→ REQUIREMENT
Keep only the lines of the data below that contain "http", and copy them.
═══ INPUT MATERIAL
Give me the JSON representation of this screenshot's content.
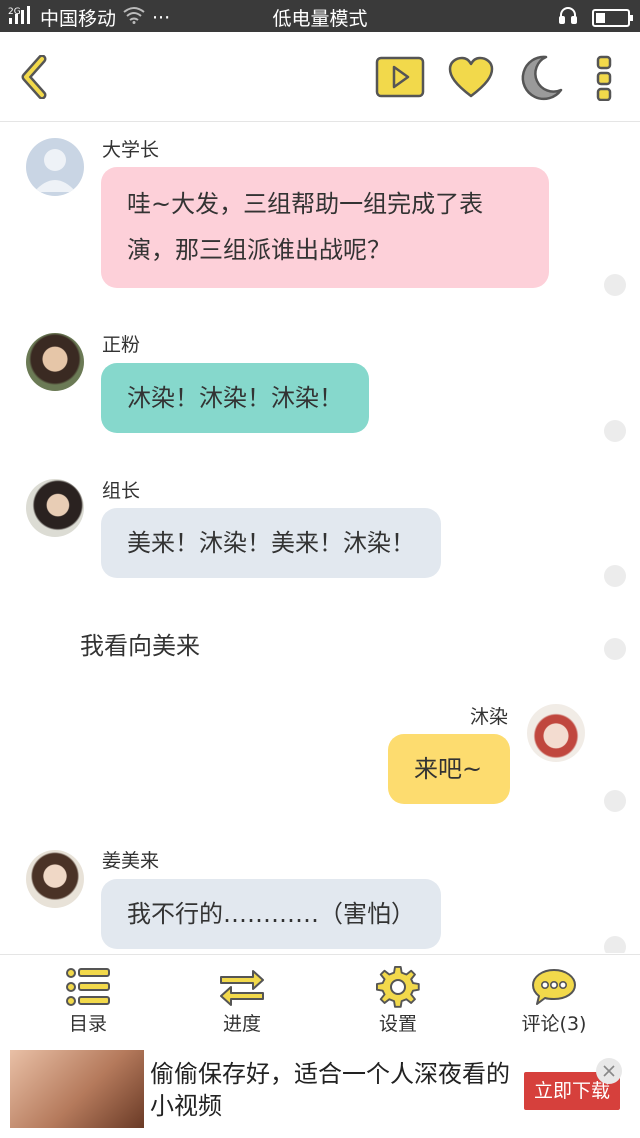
{
  "status": {
    "network": "2G",
    "carrier": "中国移动",
    "more": "···",
    "mode": "低电量模式",
    "battery_level": 0.3
  },
  "topbar": {
    "back_icon": "chevron-left-icon",
    "play_icon": "play-icon",
    "favorite_icon": "heart-icon",
    "night_icon": "moon-icon",
    "more_icon": "more-vertical-icon",
    "accent": "#f2d94b"
  },
  "messages": [
    {
      "type": "left",
      "name": "大学长",
      "text_l1": "哇~大发，三组帮助一组完成了表",
      "text_l2": "演，那三组派谁出战呢？",
      "color": "#fdd0d9"
    },
    {
      "type": "left",
      "name": "正粉",
      "text": "沐染！沐染！沐染！",
      "color": "#86d8cc"
    },
    {
      "type": "left",
      "name": "组长",
      "text": "美来！沐染！美来！沐染！",
      "color": "#e2e8ef"
    },
    {
      "type": "narration",
      "text": "我看向美来"
    },
    {
      "type": "right",
      "name": "沐染",
      "text": "来吧~",
      "color": "#fddc6f"
    },
    {
      "type": "left",
      "name": "姜美来",
      "text": "我不行的…………（害怕）",
      "color": "#e2e8ef"
    }
  ],
  "nav": {
    "toc": "目录",
    "progress": "进度",
    "settings": "设置",
    "comments": "评论(3)"
  },
  "ad": {
    "text": "偷偷保存好，适合一个人深夜看的小视频",
    "cta": "立即下载"
  }
}
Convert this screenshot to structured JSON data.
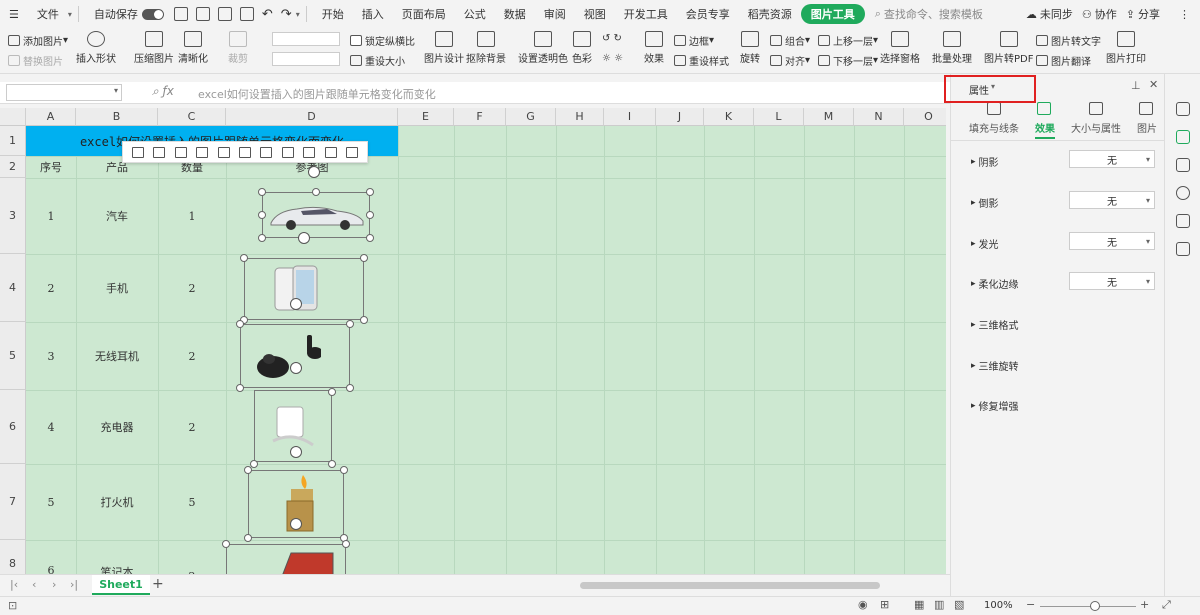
{
  "menubar": {
    "file": "文件",
    "autosave": "自动保存",
    "tabs": [
      "开始",
      "插入",
      "页面布局",
      "公式",
      "数据",
      "审阅",
      "视图",
      "开发工具",
      "会员专享",
      "稻壳资源",
      "图片工具"
    ],
    "active_tab": "图片工具",
    "search_placeholder": "查找命令、搜索模板",
    "sync": "未同步",
    "collab": "协作",
    "share": "分享"
  },
  "ribbon": {
    "add_image": "添加图片",
    "replace_image": "替换图片",
    "insert_shape": "插入形状",
    "compress_image": "压缩图片",
    "sharpen": "清晰化",
    "crop": "裁剪",
    "lock_ratio": "锁定纵横比",
    "reset_size": "重设大小",
    "image_design": "图片设计",
    "remove_bg": "抠除背景",
    "set_transparent": "设置透明色",
    "color": "色彩",
    "border": "边框",
    "effects": "效果",
    "reset_style": "重设样式",
    "rotate": "旋转",
    "group": "组合",
    "align": "对齐",
    "bring_forward": "上移一层",
    "send_backward": "下移一层",
    "selection_pane": "选择窗格",
    "batch": "批量处理",
    "img_to_pdf": "图片转PDF",
    "img_to_text": "图片转文字",
    "img_translate": "图片翻译",
    "img_print": "图片打印"
  },
  "formula": {
    "value": "excel如何设置插入的图片跟随单元格变化而变化"
  },
  "grid": {
    "columns": [
      "A",
      "B",
      "C",
      "D",
      "E",
      "F",
      "G",
      "H",
      "I",
      "J",
      "K",
      "L",
      "M",
      "N",
      "O"
    ],
    "rows": [
      "1",
      "2",
      "3",
      "4",
      "5",
      "6",
      "7"
    ],
    "title": "excel如何设置插入的图片跟随单元格变化而变化",
    "headers": [
      "序号",
      "产品",
      "数量",
      "参考图"
    ],
    "data": [
      {
        "no": "1",
        "product": "汽车",
        "qty": "1"
      },
      {
        "no": "2",
        "product": "手机",
        "qty": "2"
      },
      {
        "no": "3",
        "product": "无线耳机",
        "qty": "2"
      },
      {
        "no": "4",
        "product": "充电器",
        "qty": "2"
      },
      {
        "no": "5",
        "product": "打火机",
        "qty": "5"
      },
      {
        "no": "6",
        "product": "笔记本",
        "qty": "2"
      }
    ]
  },
  "sheets": {
    "active": "Sheet1"
  },
  "status": {
    "zoom": "100%"
  },
  "panel": {
    "title": "属性",
    "tabs": [
      "填充与线条",
      "效果",
      "大小与属性",
      "图片"
    ],
    "active_tab": "效果",
    "props": [
      {
        "label": "阴影",
        "value": "无"
      },
      {
        "label": "倒影",
        "value": "无"
      },
      {
        "label": "发光",
        "value": "无"
      },
      {
        "label": "柔化边缘",
        "value": "无"
      },
      {
        "label": "三维格式",
        "value": ""
      },
      {
        "label": "三维旋转",
        "value": ""
      },
      {
        "label": "修复增强",
        "value": ""
      }
    ]
  },
  "colors": {
    "accent": "#1faa5c",
    "title_fill": "#00b0f0",
    "grid_bg": "#cde8d1",
    "highlight": "#e02020"
  }
}
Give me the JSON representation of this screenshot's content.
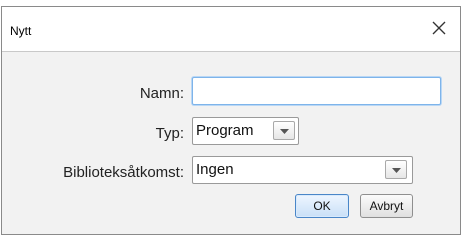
{
  "window": {
    "title": "Nytt",
    "close_icon": "close-icon"
  },
  "form": {
    "name_label": "Namn:",
    "name_value": "",
    "type_label": "Typ:",
    "type_value": "Program",
    "library_label": "Biblioteksåtkomst:",
    "library_value": "Ingen"
  },
  "buttons": {
    "ok": "OK",
    "cancel": "Avbryt"
  },
  "colors": {
    "body_background": "#f2f2f2",
    "focus_border": "#7eb4ea",
    "default_button_border": "#4a86c8"
  }
}
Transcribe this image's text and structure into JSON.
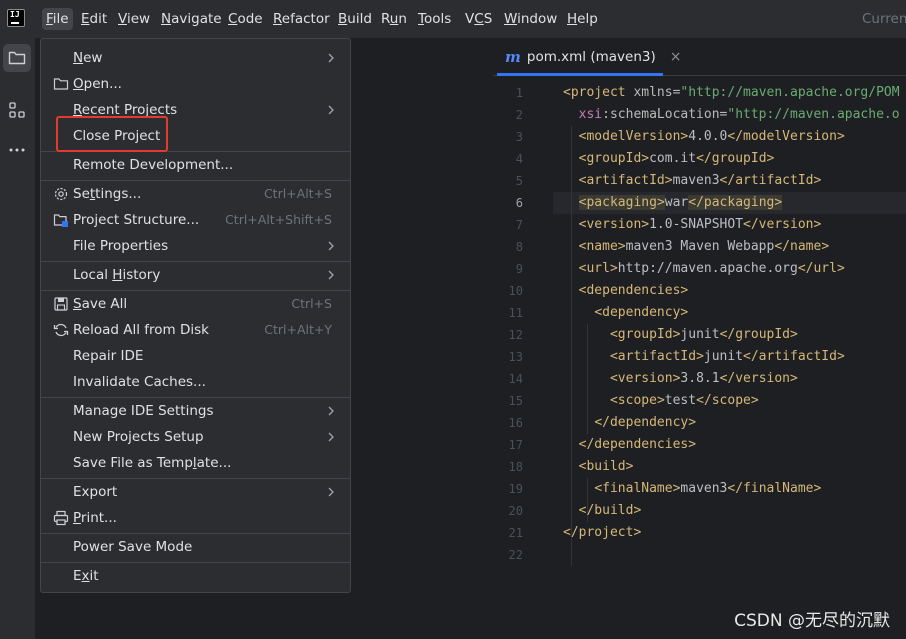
{
  "app": {
    "logo_text": "IJ"
  },
  "menubar": {
    "items": [
      {
        "label": "File",
        "active": true
      },
      {
        "label": "Edit"
      },
      {
        "label": "View"
      },
      {
        "label": "Navigate"
      },
      {
        "label": "Code"
      },
      {
        "label": "Refactor"
      },
      {
        "label": "Build"
      },
      {
        "label": "Run"
      },
      {
        "label": "Tools"
      },
      {
        "label": "VCS"
      },
      {
        "label": "Window"
      },
      {
        "label": "Help"
      }
    ],
    "current_label": "Current"
  },
  "toolstrip": {
    "items": [
      {
        "icon": "folder-icon",
        "active": true
      },
      {
        "icon": "structure-icon"
      },
      {
        "icon": "more-icon"
      }
    ]
  },
  "file_menu": {
    "items": [
      {
        "label": "New",
        "submenu": true
      },
      {
        "label": "Open...",
        "icon": "folder-icon"
      },
      {
        "label": "Recent Projects",
        "submenu": true
      },
      {
        "label": "Close Project",
        "highlighted": true
      },
      {
        "label": "Remote Development..."
      },
      {
        "label": "Settings...",
        "icon": "gear-icon",
        "shortcut": "Ctrl+Alt+S"
      },
      {
        "label": "Project Structure...",
        "icon": "project-structure-icon",
        "shortcut": "Ctrl+Alt+Shift+S"
      },
      {
        "label": "File Properties",
        "submenu": true
      },
      {
        "label": "Local History",
        "submenu": true
      },
      {
        "label": "Save All",
        "icon": "save-icon",
        "shortcut": "Ctrl+S"
      },
      {
        "label": "Reload All from Disk",
        "icon": "reload-icon",
        "shortcut": "Ctrl+Alt+Y"
      },
      {
        "label": "Repair IDE"
      },
      {
        "label": "Invalidate Caches..."
      },
      {
        "label": "Manage IDE Settings",
        "submenu": true
      },
      {
        "label": "New Projects Setup",
        "submenu": true
      },
      {
        "label": "Save File as Template..."
      },
      {
        "label": "Export",
        "submenu": true
      },
      {
        "label": "Print...",
        "icon": "print-icon"
      },
      {
        "label": "Power Save Mode"
      },
      {
        "label": "Exit"
      }
    ]
  },
  "editor": {
    "tab": {
      "icon": "maven-m-icon",
      "label": "pom.xml (maven3)",
      "close": "×"
    },
    "current_line": 6,
    "lines": [
      "<project xmlns=\"http://maven.apache.org/POM",
      "  xsi:schemaLocation=\"http://maven.apache.o",
      "  <modelVersion>4.0.0</modelVersion>",
      "  <groupId>com.it</groupId>",
      "  <artifactId>maven3</artifactId>",
      "  <packaging>war</packaging>",
      "  <version>1.0-SNAPSHOT</version>",
      "  <name>maven3 Maven Webapp</name>",
      "  <url>http://maven.apache.org</url>",
      "  <dependencies>",
      "    <dependency>",
      "      <groupId>junit</groupId>",
      "      <artifactId>junit</artifactId>",
      "      <version>3.8.1</version>",
      "      <scope>test</scope>",
      "    </dependency>",
      "  </dependencies>",
      "  <build>",
      "    <finalName>maven3</finalName>",
      "  </build>",
      "</project>",
      ""
    ]
  },
  "watermark": "CSDN @无尽的沉默",
  "colors": {
    "tag": "#d5b778",
    "string": "#6aab73",
    "namespace": "#c77dbb",
    "highlight_box": "#e53a2e",
    "accent": "#3574f0"
  }
}
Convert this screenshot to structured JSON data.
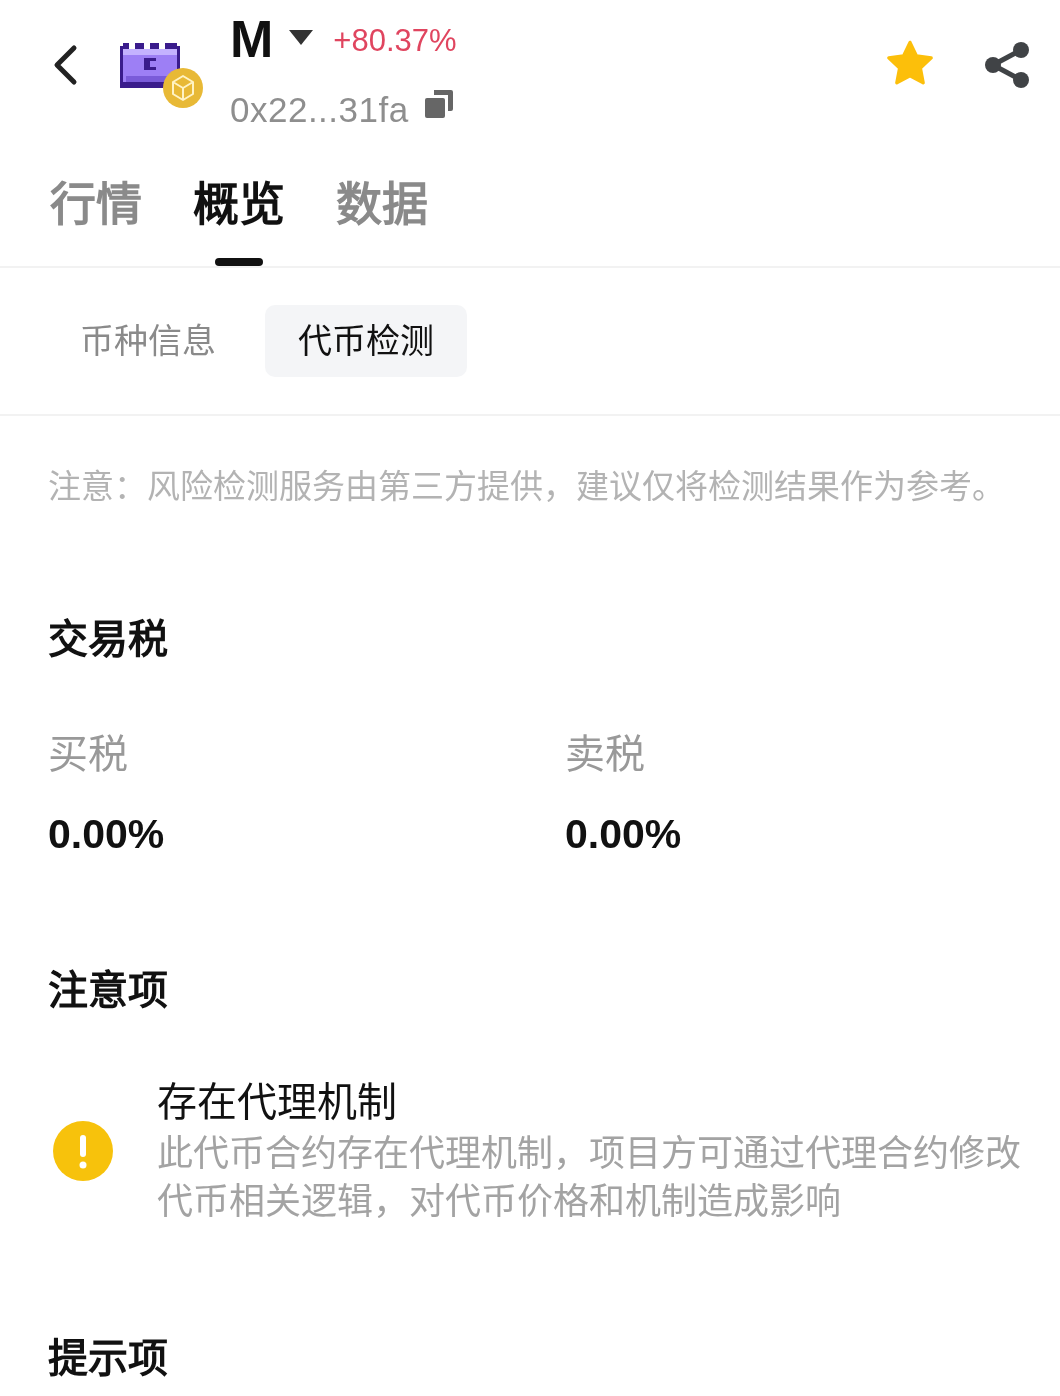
══════
→ ANSWER BELOW
      "<project xmlns=\"http://maven.apache.org/POM",
      "  xsi:schemaLocation=\"http://maven.apache.o",
      "  <url>http://maven.apache.org</url>",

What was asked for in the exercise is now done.